__Directive__:
Please write the listing below out again exactly, leaving every picture behind.

__Listing__:
* * * * * * *
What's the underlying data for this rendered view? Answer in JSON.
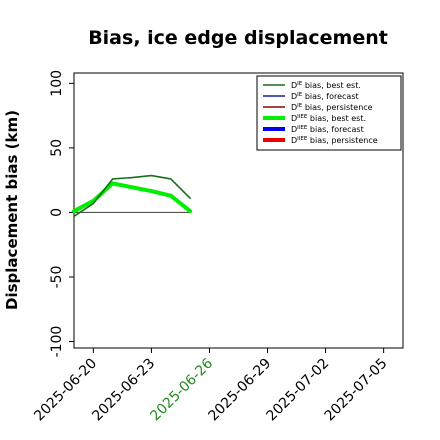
{
  "chart_data": {
    "type": "line",
    "title": "Bias, ice edge displacement",
    "ylabel": "Displacement bias (km)",
    "xlabel": "",
    "ylim": [
      -105,
      108
    ],
    "xlim": [
      "2025-06-19",
      "2025-07-06"
    ],
    "y_ticks": [
      100,
      50,
      0,
      -50,
      -100
    ],
    "x_ticks": [
      {
        "date": "2025-06-20",
        "label": "2025-06-20",
        "color": "#000000"
      },
      {
        "date": "2025-06-23",
        "label": "2025-06-23",
        "color": "#000000"
      },
      {
        "date": "2025-06-26",
        "label": "2025-06-26",
        "color": "#228B22"
      },
      {
        "date": "2025-06-29",
        "label": "2025-06-29",
        "color": "#000000"
      },
      {
        "date": "2025-07-02",
        "label": "2025-07-02",
        "color": "#000000"
      },
      {
        "date": "2025-07-05",
        "label": "2025-07-05",
        "color": "#000000"
      }
    ],
    "legend_position": "top-right",
    "grid": false,
    "series": [
      {
        "key": "dIE_best",
        "label_main": "D",
        "label_sup": "IE",
        "label_rest": " bias, best est.",
        "color": "#1a6e1a",
        "width": 1.6,
        "x": [
          "2025-06-19",
          "2025-06-20",
          "2025-06-21",
          "2025-06-22",
          "2025-06-23",
          "2025-06-24",
          "2025-06-25"
        ],
        "y": [
          -3,
          7,
          26,
          27,
          28.5,
          26,
          11
        ]
      },
      {
        "key": "dIE_forecast",
        "label_main": "D",
        "label_sup": "IE",
        "label_rest": " bias, forecast",
        "color": "#1a1aa0",
        "width": 1.6,
        "x": [],
        "y": []
      },
      {
        "key": "dIE_persistence",
        "label_main": "D",
        "label_sup": "IE",
        "label_rest": " bias, persistence",
        "color": "#8b0000",
        "width": 1.6,
        "x": [],
        "y": []
      },
      {
        "key": "dIIEE_best",
        "label_main": "D",
        "label_sup": "IIEE",
        "label_rest": " bias, best est.",
        "color": "#00ee00",
        "width": 4,
        "x": [
          "2025-06-19",
          "2025-06-20",
          "2025-06-21",
          "2025-06-22",
          "2025-06-23",
          "2025-06-24",
          "2025-06-25"
        ],
        "y": [
          1,
          9,
          22.5,
          19.5,
          16.5,
          13,
          1
        ]
      },
      {
        "key": "dIIEE_forecast",
        "label_main": "D",
        "label_sup": "IIEE",
        "label_rest": " bias, forecast",
        "color": "#0000ee",
        "width": 4,
        "x": [],
        "y": []
      },
      {
        "key": "dIIEE_persistence",
        "label_main": "D",
        "label_sup": "IIEE",
        "label_rest": " bias, persistence",
        "color": "#ee0000",
        "width": 4,
        "x": [],
        "y": []
      }
    ],
    "zero_line": {
      "x": [
        "2025-06-19",
        "2025-06-25"
      ],
      "y": 0,
      "color": "#555555"
    }
  }
}
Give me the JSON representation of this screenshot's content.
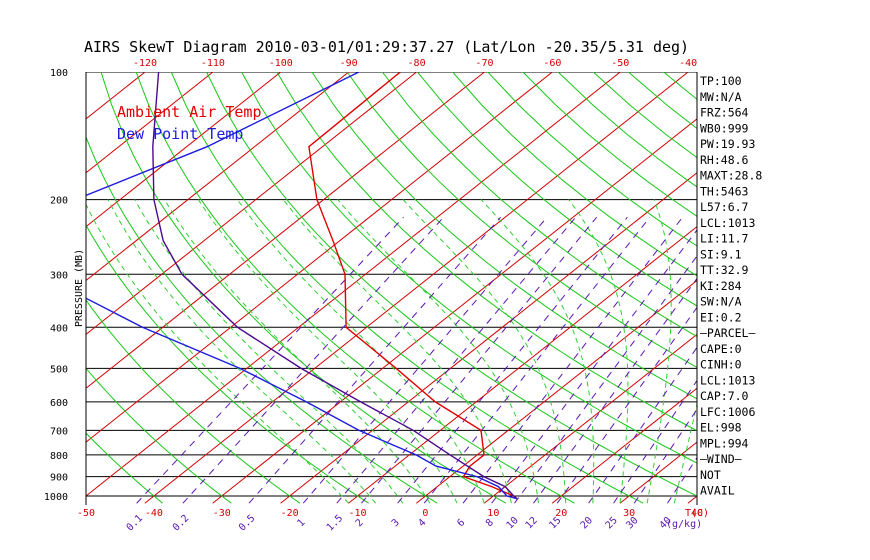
{
  "chart_data": {
    "type": "skewt",
    "title": "AIRS SkewT Diagram 2010-03-01/01:29:37.27 (Lat/Lon -20.35/5.31 deg)",
    "ylabel": "PRESSURE (MB)",
    "x_unit_label": "T(C)",
    "mixing_ratio_unit_label": "(g/kg)",
    "pressure_ticks": [
      100,
      200,
      300,
      400,
      500,
      600,
      700,
      800,
      900,
      1000
    ],
    "pressure_range": [
      100,
      1040
    ],
    "temp_range_bottom": [
      -50,
      40
    ],
    "top_temp_labels": [
      -120,
      -110,
      -100,
      -90,
      -80,
      -70,
      -60,
      -50,
      -40
    ],
    "bottom_temp_labels": [
      -50,
      -40,
      -30,
      -20,
      -10,
      0,
      10,
      20,
      30,
      40
    ],
    "mixing_ratio_labels": [
      "0.1",
      "0.2",
      "0.5",
      "1",
      "1.5",
      "2",
      "3",
      "4",
      "6",
      "8",
      "10",
      "12",
      "15",
      "20",
      "25",
      "30",
      "40"
    ],
    "legend": [
      {
        "label": "Ambient Air Temp",
        "color": "#e00000"
      },
      {
        "label": "Dew Point Temp",
        "color": "#1c1ce0"
      }
    ],
    "colors": {
      "isotherm": "#d60000",
      "dry_adiabat": "#18c818",
      "moist_adiabat": "#30d030",
      "mixing_ratio": "#5a16b4",
      "parcel": "#4a0a90"
    },
    "series": [
      {
        "name": "Ambient Air Temp",
        "color": "#e00000",
        "points": [
          [
            100,
            -82.4
          ],
          [
            150,
            -82
          ],
          [
            200,
            -71
          ],
          [
            250,
            -61
          ],
          [
            300,
            -53
          ],
          [
            400,
            -43
          ],
          [
            500,
            -28
          ],
          [
            600,
            -16
          ],
          [
            700,
            -4
          ],
          [
            800,
            1
          ],
          [
            850,
            1
          ],
          [
            900,
            2
          ],
          [
            950,
            8
          ],
          [
            1000,
            13
          ],
          [
            1015,
            14
          ]
        ]
      },
      {
        "name": "Dew Point Temp",
        "color": "#1c1ce0",
        "points": [
          [
            100,
            -88.5
          ],
          [
            150,
            -97
          ],
          [
            250,
            -114
          ],
          [
            300,
            -98
          ],
          [
            400,
            -73
          ],
          [
            500,
            -51
          ],
          [
            600,
            -35
          ],
          [
            700,
            -22
          ],
          [
            800,
            -9
          ],
          [
            850,
            -4
          ],
          [
            900,
            4
          ],
          [
            950,
            9
          ],
          [
            1000,
            12
          ],
          [
            1015,
            14
          ]
        ]
      },
      {
        "name": "Parcel",
        "color": "#4a0a90",
        "points": [
          [
            100,
            -118
          ],
          [
            150,
            -105
          ],
          [
            200,
            -95
          ],
          [
            250,
            -86
          ],
          [
            300,
            -77
          ],
          [
            400,
            -59
          ],
          [
            500,
            -42
          ],
          [
            600,
            -27
          ],
          [
            700,
            -14
          ],
          [
            800,
            -4
          ],
          [
            900,
            5
          ],
          [
            950,
            10
          ],
          [
            1000,
            13
          ],
          [
            1015,
            14
          ]
        ]
      }
    ]
  },
  "indices": [
    "TP:100",
    "MW:N/A",
    "FRZ:564",
    "WB0:999",
    "PW:19.93",
    "RH:48.6",
    "MAXT:28.8",
    "TH:5463",
    "L57:6.7",
    "LCL:1013",
    "LI:11.7",
    "SI:9.1",
    "TT:32.9",
    "KI:284",
    "SW:N/A",
    "EI:0.2",
    "—PARCEL—",
    "CAPE:0",
    "CINH:0",
    "LCL:1013",
    "CAP:7.0",
    "LFC:1006",
    "EL:998",
    "MPL:994",
    "—WIND—",
    "NOT",
    "AVAIL"
  ]
}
* * * * * * *
__Finished exercise__:
What's the underlying data for this rendered view? Answer in JSON.
{
  "chart_data": {
    "type": "line",
    "title": "Bias, ice edge displacement",
    "ylabel": "Displacement bias (km)",
    "xlabel": "",
    "ylim": [
      -105,
      108
    ],
    "xlim": [
      "2025-06-19",
      "2025-07-06"
    ],
    "y_ticks": [
      100,
      50,
      0,
      -50,
      -100
    ],
    "x_ticks": [
      {
        "date": "2025-06-20",
        "label": "2025-06-20",
        "color": "#000000"
      },
      {
        "date": "2025-06-23",
        "label": "2025-06-23",
        "color": "#000000"
      },
      {
        "date": "2025-06-26",
        "label": "2025-06-26",
        "color": "#228B22"
      },
      {
        "date": "2025-06-29",
        "label": "2025-06-29",
        "color": "#000000"
      },
      {
        "date": "2025-07-02",
        "label": "2025-07-02",
        "color": "#000000"
      },
      {
        "date": "2025-07-05",
        "label": "2025-07-05",
        "color": "#000000"
      }
    ],
    "legend_position": "top-right",
    "grid": false,
    "series": [
      {
        "key": "dIE_best",
        "label_main": "D",
        "label_sup": "IE",
        "label_rest": " bias, best est.",
        "color": "#1a6e1a",
        "width": 1.6,
        "x": [
          "2025-06-19",
          "2025-06-20",
          "2025-06-21",
          "2025-06-22",
          "2025-06-23",
          "2025-06-24",
          "2025-06-25"
        ],
        "y": [
          -3,
          7,
          26,
          27,
          28.5,
          26,
          11
        ]
      },
      {
        "key": "dIE_forecast",
        "label_main": "D",
        "label_sup": "IE",
        "label_rest": " bias, forecast",
        "color": "#1a1aa0",
        "width": 1.6,
        "x": [],
        "y": []
      },
      {
        "key": "dIE_persistence",
        "label_main": "D",
        "label_sup": "IE",
        "label_rest": " bias, persistence",
        "color": "#8b0000",
        "width": 1.6,
        "x": [],
        "y": []
      },
      {
        "key": "dIIEE_best",
        "label_main": "D",
        "label_sup": "IIEE",
        "label_rest": " bias, best est.",
        "color": "#00ee00",
        "width": 4,
        "x": [
          "2025-06-19",
          "2025-06-20",
          "2025-06-21",
          "2025-06-22",
          "2025-06-23",
          "2025-06-24",
          "2025-06-25"
        ],
        "y": [
          1,
          9,
          22.5,
          19.5,
          16.5,
          13,
          1
        ]
      },
      {
        "key": "dIIEE_forecast",
        "label_main": "D",
        "label_sup": "IIEE",
        "label_rest": " bias, forecast",
        "color": "#0000ee",
        "width": 4,
        "x": [],
        "y": []
      },
      {
        "key": "dIIEE_persistence",
        "label_main": "D",
        "label_sup": "IIEE",
        "label_rest": " bias, persistence",
        "color": "#ee0000",
        "width": 4,
        "x": [],
        "y": []
      }
    ],
    "zero_line": {
      "x": [
        "2025-06-19",
        "2025-06-25"
      ],
      "y": 0,
      "color": "#555555"
    }
  }
}
Give me the JSON representation of this screenshot's content.
{
  "chart_data": {
    "type": "skewt",
    "title": "AIRS SkewT Diagram 2010-03-01/01:29:37.27 (Lat/Lon -20.35/5.31 deg)",
    "ylabel": "PRESSURE (MB)",
    "x_unit_label": "T(C)",
    "mixing_ratio_unit_label": "(g/kg)",
    "pressure_ticks": [
      100,
      200,
      300,
      400,
      500,
      600,
      700,
      800,
      900,
      1000
    ],
    "pressure_range": [
      100,
      1040
    ],
    "temp_range_bottom": [
      -50,
      40
    ],
    "top_temp_labels": [
      -120,
      -110,
      -100,
      -90,
      -80,
      -70,
      -60,
      -50,
      -40
    ],
    "bottom_temp_labels": [
      -50,
      -40,
      -30,
      -20,
      -10,
      0,
      10,
      20,
      30,
      40
    ],
    "mixing_ratio_labels": [
      "0.1",
      "0.2",
      "0.5",
      "1",
      "1.5",
      "2",
      "3",
      "4",
      "6",
      "8",
      "10",
      "12",
      "15",
      "20",
      "25",
      "30",
      "40"
    ],
    "legend": [
      {
        "label": "Ambient Air Temp",
        "color": "#e00000"
      },
      {
        "label": "Dew Point Temp",
        "color": "#1c1ce0"
      }
    ],
    "colors": {
      "isotherm": "#d60000",
      "dry_adiabat": "#18c818",
      "moist_adiabat": "#30d030",
      "mixing_ratio": "#5a16b4",
      "parcel": "#4a0a90"
    },
    "series": [
      {
        "name": "Ambient Air Temp",
        "color": "#e00000",
        "points": [
          [
            100,
            -82.4
          ],
          [
            150,
            -82
          ],
          [
            200,
            -71
          ],
          [
            250,
            -61
          ],
          [
            300,
            -53
          ],
          [
            400,
            -43
          ],
          [
            500,
            -28
          ],
          [
            600,
            -16
          ],
          [
            700,
            -4
          ],
          [
            800,
            1
          ],
          [
            850,
            1
          ],
          [
            900,
            2
          ],
          [
            950,
            8
          ],
          [
            1000,
            13
          ],
          [
            1015,
            14
          ]
        ]
      },
      {
        "name": "Dew Point Temp",
        "color": "#1c1ce0",
        "points": [
          [
            100,
            -88.5
          ],
          [
            150,
            -97
          ],
          [
            250,
            -114
          ],
          [
            300,
            -98
          ],
          [
            400,
            -73
          ],
          [
            500,
            -51
          ],
          [
            600,
            -35
          ],
          [
            700,
            -22
          ],
          [
            800,
            -9
          ],
          [
            850,
            -4
          ],
          [
            900,
            4
          ],
          [
            950,
            9
          ],
          [
            1000,
            12
          ],
          [
            1015,
            14
          ]
        ]
      },
      {
        "name": "Parcel",
        "color": "#4a0a90",
        "points": [
          [
            100,
            -118
          ],
          [
            150,
            -105
          ],
          [
            200,
            -95
          ],
          [
            250,
            -86
          ],
          [
            300,
            -77
          ],
          [
            400,
            -59
          ],
          [
            500,
            -42
          ],
          [
            600,
            -27
          ],
          [
            700,
            -14
          ],
          [
            800,
            -4
          ],
          [
            900,
            5
          ],
          [
            950,
            10
          ],
          [
            1000,
            13
          ],
          [
            1015,
            14
          ]
        ]
      }
    ]
  },
  "indices": [
    "TP:100",
    "MW:N/A",
    "FRZ:564",
    "WB0:999",
    "PW:19.93",
    "RH:48.6",
    "MAXT:28.8",
    "TH:5463",
    "L57:6.7",
    "LCL:1013",
    "LI:11.7",
    "SI:9.1",
    "TT:32.9",
    "KI:284",
    "SW:N/A",
    "EI:0.2",
    "—PARCEL—",
    "CAPE:0",
    "CINH:0",
    "LCL:1013",
    "CAP:7.0",
    "LFC:1006",
    "EL:998",
    "MPL:994",
    "—WIND—",
    "NOT",
    "AVAIL"
  ]
}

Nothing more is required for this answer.